◆ Task to carry out ◆
Return every entry exactly.
>> BEGIN Supplied records
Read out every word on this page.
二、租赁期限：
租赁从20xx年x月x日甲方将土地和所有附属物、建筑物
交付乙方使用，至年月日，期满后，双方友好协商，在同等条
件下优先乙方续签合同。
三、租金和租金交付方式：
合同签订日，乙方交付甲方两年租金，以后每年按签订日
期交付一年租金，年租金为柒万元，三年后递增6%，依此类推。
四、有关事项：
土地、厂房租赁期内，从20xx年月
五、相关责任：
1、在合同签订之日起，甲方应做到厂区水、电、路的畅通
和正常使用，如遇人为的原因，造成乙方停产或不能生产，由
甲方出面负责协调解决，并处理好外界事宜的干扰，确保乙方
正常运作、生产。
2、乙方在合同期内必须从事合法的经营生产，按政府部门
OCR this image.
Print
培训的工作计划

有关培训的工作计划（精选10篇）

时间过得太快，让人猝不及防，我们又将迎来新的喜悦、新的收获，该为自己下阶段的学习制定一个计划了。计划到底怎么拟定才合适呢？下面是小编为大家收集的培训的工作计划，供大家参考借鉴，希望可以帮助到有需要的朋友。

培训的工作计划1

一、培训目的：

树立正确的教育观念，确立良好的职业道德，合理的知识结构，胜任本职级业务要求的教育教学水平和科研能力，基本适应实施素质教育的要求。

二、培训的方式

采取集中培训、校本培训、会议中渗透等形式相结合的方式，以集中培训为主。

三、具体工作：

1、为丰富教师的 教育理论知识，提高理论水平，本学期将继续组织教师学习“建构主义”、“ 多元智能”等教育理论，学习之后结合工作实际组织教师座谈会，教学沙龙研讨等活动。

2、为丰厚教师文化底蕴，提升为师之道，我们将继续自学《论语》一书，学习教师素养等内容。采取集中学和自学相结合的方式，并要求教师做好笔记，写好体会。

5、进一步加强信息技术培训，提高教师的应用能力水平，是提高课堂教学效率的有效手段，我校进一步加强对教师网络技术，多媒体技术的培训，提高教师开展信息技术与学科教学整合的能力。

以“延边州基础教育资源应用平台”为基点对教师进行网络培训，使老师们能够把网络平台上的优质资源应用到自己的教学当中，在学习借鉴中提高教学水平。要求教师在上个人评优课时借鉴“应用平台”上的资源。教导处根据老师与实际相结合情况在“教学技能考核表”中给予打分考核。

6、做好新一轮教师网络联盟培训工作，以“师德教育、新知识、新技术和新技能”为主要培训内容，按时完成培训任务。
>> END Supplied records
◆ Final answer ◆
Read out every word on this page.
二、租赁期限：
租赁从20xx年x月x日甲方将土地和所有附属物、建筑物
交付乙方使用，至年月日，期满后，双方友好协商，在同等条
件下优先乙方续签合同。
三、租金和租金交付方式：
合同签订日，乙方交付甲方两年租金，以后每年按签订日
期交付一年租金，年租金为柒万元，三年后递增6%，依此类推。
四、有关事项：
土地、厂房租赁期内，从20xx年月
五、相关责任：
1、在合同签订之日起，甲方应做到厂区水、电、路的畅通
和正常使用，如遇人为的原因，造成乙方停产或不能生产，由
甲方出面负责协调解决，并处理好外界事宜的干扰，确保乙方
正常运作、生产。
2、乙方在合同期内必须从事合法的经营生产，按政府部门
OCR this image.
Print
培训的工作计划

有关培训的工作计划（精选10篇）

时间过得太快，让人猝不及防，我们又将迎来新的喜悦、新的收获，该为自己下阶段的学习制定一个计划了。计划到底怎么拟定才合适呢？下面是小编为大家收集的培训的工作计划，供大家参考借鉴，希望可以帮助到有需要的朋友。

培训的工作计划1

一、培训目的：

树立正确的教育观念，确立良好的职业道德，合理的知识结构，胜任本职级业务要求的教育教学水平和科研能力，基本适应实施素质教育的要求。

二、培训的方式

采取集中培训、校本培训、会议中渗透等形式相结合的方式，以集中培训为主。

三、具体工作：

1、为丰富教师的 教育理论知识，提高理论水平，本学期将继续组织教师学习“建构主义”、“ 多元智能”等教育理论，学习之后结合工作实际组织教师座谈会，教学沙龙研讨等活动。

2、为丰厚教师文化底蕴，提升为师之道，我们将继续自学《论语》一书，学习教师素养等内容。采取集中学和自学相结合的方式，并要求教师做好笔记，写好体会。

5、进一步加强信息技术培训，提高教师的应用能力水平，是提高课堂教学效率的有效手段，我校进一步加强对教师网络技术，多媒体技术的培训，提高教师开展信息技术与学科教学整合的能力。

以“延边州基础教育资源应用平台”为基点对教师进行网络培训，使老师们能够把网络平台上的优质资源应用到自己的教学当中，在学习借鉴中提高教学水平。要求教师在上个人评优课时借鉴“应用平台”上的资源。教导处根据老师与实际相结合情况在“教学技能考核表”中给予打分考核。

6、做好新一轮教师网络联盟培训工作，以“师德教育、新知识、新技术和新技能”为主要培训内容，按时完成培训任务。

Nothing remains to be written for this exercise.